=== Your instructions ===
How many lines hold the string "MERLERAULT"? Reply with the number alone.

......

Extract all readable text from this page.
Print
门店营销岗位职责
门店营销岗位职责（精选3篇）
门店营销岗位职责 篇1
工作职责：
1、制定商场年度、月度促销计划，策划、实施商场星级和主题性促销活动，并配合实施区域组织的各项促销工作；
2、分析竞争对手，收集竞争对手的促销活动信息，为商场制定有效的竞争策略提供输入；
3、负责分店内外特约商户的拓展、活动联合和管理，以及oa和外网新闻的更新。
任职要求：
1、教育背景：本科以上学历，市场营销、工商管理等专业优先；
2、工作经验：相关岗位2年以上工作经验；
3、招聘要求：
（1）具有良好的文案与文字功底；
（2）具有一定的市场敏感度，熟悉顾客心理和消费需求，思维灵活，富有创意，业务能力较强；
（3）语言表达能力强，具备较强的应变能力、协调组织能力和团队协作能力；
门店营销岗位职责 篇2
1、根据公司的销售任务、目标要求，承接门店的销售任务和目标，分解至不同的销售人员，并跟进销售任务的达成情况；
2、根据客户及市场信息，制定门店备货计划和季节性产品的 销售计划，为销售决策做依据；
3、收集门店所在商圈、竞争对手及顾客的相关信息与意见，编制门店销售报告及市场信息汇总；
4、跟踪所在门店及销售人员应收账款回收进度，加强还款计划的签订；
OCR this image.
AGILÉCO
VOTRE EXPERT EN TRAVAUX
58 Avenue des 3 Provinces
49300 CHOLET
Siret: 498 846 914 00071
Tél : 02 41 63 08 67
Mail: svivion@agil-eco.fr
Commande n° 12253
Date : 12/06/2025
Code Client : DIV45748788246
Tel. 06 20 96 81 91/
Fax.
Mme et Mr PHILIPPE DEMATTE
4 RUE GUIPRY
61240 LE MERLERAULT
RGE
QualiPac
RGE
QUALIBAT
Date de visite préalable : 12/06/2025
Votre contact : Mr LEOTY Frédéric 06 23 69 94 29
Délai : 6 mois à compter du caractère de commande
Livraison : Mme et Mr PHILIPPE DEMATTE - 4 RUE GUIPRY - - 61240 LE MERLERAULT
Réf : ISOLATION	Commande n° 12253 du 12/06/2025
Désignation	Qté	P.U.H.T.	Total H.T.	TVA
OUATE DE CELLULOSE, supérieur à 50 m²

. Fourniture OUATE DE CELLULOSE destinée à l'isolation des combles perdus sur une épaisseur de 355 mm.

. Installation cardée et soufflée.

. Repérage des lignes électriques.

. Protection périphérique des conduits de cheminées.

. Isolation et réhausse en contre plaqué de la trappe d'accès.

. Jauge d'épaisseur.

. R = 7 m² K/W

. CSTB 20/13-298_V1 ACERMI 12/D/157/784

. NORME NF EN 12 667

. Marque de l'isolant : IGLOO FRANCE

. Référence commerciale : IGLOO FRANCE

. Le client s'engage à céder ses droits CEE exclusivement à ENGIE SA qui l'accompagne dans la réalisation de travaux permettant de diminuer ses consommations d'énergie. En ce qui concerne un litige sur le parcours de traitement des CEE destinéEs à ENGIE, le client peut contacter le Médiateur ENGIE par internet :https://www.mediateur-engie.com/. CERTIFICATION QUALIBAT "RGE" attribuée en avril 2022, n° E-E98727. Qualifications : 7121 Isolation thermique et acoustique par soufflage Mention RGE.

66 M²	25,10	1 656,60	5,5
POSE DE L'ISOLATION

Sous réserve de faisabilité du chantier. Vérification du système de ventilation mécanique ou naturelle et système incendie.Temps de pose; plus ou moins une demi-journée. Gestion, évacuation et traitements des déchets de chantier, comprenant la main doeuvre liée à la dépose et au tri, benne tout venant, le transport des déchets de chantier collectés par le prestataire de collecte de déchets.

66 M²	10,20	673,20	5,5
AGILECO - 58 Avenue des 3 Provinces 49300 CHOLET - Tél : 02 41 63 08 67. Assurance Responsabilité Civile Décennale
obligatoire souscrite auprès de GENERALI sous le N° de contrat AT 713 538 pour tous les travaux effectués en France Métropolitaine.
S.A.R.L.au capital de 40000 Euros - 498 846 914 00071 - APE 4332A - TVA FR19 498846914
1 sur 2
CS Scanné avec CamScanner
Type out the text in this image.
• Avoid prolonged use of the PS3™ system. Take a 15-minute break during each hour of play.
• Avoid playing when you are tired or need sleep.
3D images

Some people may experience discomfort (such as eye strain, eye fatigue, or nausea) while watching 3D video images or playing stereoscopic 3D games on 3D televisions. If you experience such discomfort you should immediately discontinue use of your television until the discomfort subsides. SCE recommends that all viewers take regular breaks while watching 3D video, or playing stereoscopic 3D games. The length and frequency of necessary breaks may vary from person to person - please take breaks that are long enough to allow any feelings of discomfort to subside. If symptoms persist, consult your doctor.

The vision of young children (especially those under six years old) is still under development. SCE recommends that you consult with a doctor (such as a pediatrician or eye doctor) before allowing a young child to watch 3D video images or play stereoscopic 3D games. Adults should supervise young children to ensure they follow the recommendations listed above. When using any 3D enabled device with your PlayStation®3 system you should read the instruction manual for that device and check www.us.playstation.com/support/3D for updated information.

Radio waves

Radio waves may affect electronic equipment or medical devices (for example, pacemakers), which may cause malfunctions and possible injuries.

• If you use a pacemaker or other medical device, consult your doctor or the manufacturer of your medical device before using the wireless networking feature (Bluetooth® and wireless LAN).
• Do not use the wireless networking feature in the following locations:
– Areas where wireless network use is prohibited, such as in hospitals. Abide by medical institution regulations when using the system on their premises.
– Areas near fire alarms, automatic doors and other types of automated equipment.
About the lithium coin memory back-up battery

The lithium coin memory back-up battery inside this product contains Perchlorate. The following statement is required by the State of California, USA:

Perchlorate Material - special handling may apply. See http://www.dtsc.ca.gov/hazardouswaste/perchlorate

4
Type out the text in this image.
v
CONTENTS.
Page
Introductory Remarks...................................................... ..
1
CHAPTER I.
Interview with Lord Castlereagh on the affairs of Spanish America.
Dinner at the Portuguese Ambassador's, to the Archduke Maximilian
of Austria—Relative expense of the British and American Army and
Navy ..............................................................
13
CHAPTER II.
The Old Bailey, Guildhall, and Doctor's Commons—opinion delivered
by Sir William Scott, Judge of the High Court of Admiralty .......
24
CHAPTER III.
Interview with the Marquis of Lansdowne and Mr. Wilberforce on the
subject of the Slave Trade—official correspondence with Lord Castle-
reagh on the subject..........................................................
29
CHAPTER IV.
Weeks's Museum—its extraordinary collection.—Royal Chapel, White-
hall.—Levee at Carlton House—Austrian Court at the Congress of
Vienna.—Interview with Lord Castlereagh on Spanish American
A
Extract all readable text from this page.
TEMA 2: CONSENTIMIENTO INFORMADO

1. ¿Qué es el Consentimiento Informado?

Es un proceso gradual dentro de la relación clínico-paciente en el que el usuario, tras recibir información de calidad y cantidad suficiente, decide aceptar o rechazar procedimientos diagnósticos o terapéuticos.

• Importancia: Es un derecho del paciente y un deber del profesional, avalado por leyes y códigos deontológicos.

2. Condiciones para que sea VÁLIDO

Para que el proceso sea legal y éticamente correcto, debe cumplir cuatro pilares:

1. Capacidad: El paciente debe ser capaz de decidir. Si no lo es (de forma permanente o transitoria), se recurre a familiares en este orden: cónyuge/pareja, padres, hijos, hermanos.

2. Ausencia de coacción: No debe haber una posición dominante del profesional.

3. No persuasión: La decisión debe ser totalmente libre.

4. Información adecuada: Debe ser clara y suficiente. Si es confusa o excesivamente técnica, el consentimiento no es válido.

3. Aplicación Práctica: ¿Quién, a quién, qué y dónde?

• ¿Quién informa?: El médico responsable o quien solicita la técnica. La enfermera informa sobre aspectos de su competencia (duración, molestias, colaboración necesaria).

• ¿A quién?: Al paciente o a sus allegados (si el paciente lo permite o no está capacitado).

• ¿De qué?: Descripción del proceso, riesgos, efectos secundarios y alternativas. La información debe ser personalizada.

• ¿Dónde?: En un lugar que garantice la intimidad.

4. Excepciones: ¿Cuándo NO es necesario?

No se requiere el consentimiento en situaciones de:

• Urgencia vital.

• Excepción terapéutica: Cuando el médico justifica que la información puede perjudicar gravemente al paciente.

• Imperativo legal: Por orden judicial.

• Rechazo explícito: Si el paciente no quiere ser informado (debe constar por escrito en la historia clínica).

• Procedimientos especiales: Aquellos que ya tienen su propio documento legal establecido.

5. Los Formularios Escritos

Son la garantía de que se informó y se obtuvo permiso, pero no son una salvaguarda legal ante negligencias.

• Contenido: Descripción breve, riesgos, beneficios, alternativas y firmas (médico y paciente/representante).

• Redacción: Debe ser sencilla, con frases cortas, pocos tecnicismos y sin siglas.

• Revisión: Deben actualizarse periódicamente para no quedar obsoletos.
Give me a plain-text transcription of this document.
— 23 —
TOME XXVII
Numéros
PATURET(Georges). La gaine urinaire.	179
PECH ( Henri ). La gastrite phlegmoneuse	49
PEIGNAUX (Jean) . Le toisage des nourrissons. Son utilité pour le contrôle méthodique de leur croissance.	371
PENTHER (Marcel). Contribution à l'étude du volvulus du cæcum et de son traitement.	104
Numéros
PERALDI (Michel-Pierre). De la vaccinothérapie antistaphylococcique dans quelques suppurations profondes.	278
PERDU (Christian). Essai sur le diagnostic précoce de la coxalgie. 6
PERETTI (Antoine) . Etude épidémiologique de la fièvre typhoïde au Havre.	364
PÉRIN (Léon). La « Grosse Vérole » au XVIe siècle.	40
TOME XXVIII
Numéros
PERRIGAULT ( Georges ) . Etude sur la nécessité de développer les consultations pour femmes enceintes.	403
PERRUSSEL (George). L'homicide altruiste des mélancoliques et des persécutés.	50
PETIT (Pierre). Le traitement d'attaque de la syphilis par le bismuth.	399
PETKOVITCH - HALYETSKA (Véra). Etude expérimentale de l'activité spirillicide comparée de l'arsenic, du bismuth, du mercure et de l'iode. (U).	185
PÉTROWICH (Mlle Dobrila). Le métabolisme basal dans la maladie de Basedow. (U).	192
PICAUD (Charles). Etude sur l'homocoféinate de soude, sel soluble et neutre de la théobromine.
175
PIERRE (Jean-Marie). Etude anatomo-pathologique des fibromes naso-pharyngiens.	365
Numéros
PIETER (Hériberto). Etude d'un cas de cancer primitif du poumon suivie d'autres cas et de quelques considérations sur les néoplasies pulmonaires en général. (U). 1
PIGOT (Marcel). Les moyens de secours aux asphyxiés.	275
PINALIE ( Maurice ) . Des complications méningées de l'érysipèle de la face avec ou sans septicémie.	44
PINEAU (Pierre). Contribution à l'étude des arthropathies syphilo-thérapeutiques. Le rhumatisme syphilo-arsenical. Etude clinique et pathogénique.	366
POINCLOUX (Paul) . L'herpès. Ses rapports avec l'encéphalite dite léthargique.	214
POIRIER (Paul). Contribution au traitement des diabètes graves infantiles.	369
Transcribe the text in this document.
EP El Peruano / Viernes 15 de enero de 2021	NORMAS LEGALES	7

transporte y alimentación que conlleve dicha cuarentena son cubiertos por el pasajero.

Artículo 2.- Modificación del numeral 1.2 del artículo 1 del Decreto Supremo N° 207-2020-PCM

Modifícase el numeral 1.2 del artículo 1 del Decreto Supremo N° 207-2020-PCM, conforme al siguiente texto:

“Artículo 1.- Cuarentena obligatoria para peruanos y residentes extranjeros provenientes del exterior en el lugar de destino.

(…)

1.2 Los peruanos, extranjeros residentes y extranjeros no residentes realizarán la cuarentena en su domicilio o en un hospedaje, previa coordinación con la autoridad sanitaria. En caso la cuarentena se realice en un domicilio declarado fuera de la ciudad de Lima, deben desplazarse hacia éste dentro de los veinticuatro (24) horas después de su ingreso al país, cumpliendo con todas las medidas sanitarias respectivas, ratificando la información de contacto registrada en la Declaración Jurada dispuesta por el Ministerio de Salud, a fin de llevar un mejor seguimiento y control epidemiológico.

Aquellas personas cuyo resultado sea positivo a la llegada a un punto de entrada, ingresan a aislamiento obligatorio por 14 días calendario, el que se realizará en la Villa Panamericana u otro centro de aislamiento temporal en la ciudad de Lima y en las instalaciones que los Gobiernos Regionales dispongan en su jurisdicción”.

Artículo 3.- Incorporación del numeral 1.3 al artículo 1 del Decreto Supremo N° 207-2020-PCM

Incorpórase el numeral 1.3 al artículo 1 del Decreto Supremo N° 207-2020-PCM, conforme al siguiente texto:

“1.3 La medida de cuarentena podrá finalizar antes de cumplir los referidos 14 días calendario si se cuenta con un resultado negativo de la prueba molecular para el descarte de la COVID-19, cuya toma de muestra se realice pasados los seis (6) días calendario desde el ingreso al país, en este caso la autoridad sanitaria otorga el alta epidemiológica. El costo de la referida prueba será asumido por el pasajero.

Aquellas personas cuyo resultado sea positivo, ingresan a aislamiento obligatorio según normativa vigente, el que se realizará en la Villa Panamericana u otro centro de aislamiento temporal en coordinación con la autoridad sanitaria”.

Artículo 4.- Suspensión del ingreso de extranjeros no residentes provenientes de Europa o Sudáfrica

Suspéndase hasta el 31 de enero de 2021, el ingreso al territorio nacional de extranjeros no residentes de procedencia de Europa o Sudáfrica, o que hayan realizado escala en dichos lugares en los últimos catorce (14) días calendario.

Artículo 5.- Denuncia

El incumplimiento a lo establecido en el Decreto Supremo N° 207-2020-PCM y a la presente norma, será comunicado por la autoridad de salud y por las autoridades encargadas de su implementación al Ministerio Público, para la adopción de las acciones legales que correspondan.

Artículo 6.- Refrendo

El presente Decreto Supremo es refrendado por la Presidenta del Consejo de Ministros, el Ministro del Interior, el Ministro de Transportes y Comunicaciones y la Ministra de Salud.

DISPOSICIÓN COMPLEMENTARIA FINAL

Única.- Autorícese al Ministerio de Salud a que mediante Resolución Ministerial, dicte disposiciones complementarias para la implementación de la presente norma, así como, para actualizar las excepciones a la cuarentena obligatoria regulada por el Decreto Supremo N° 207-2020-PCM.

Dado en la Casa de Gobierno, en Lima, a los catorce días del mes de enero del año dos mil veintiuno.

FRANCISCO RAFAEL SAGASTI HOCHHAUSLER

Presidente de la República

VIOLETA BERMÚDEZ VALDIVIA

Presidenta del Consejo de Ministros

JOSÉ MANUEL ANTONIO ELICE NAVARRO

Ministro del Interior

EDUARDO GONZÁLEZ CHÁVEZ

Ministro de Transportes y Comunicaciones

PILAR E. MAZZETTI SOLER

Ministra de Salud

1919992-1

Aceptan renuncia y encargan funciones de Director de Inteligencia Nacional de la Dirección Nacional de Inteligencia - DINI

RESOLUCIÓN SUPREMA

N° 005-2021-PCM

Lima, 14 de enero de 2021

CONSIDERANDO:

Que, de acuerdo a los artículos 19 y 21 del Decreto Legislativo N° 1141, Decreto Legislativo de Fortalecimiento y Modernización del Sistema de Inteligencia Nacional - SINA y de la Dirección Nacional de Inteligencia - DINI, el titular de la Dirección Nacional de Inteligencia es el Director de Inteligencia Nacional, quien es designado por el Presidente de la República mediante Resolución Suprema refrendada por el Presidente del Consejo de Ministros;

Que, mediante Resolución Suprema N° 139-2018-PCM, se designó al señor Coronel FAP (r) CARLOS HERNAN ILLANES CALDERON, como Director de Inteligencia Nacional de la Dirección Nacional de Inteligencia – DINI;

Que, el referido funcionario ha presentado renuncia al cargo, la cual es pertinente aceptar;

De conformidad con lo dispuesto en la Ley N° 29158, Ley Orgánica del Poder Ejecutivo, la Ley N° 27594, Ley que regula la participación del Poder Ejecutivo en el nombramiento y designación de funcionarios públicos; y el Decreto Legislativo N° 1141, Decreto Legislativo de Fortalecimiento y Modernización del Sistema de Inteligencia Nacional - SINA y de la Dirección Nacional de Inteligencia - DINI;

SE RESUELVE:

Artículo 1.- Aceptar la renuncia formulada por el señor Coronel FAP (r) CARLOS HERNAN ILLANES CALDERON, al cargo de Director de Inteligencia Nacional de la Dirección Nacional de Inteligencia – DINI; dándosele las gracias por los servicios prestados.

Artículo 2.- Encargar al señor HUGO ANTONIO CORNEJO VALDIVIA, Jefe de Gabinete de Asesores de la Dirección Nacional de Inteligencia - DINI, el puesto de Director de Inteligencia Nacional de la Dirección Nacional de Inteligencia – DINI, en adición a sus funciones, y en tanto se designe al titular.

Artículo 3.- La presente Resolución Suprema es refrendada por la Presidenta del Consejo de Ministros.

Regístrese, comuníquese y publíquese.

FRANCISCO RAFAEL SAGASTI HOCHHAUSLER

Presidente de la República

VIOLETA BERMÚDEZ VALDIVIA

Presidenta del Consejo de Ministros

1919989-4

......

=== Result ===
2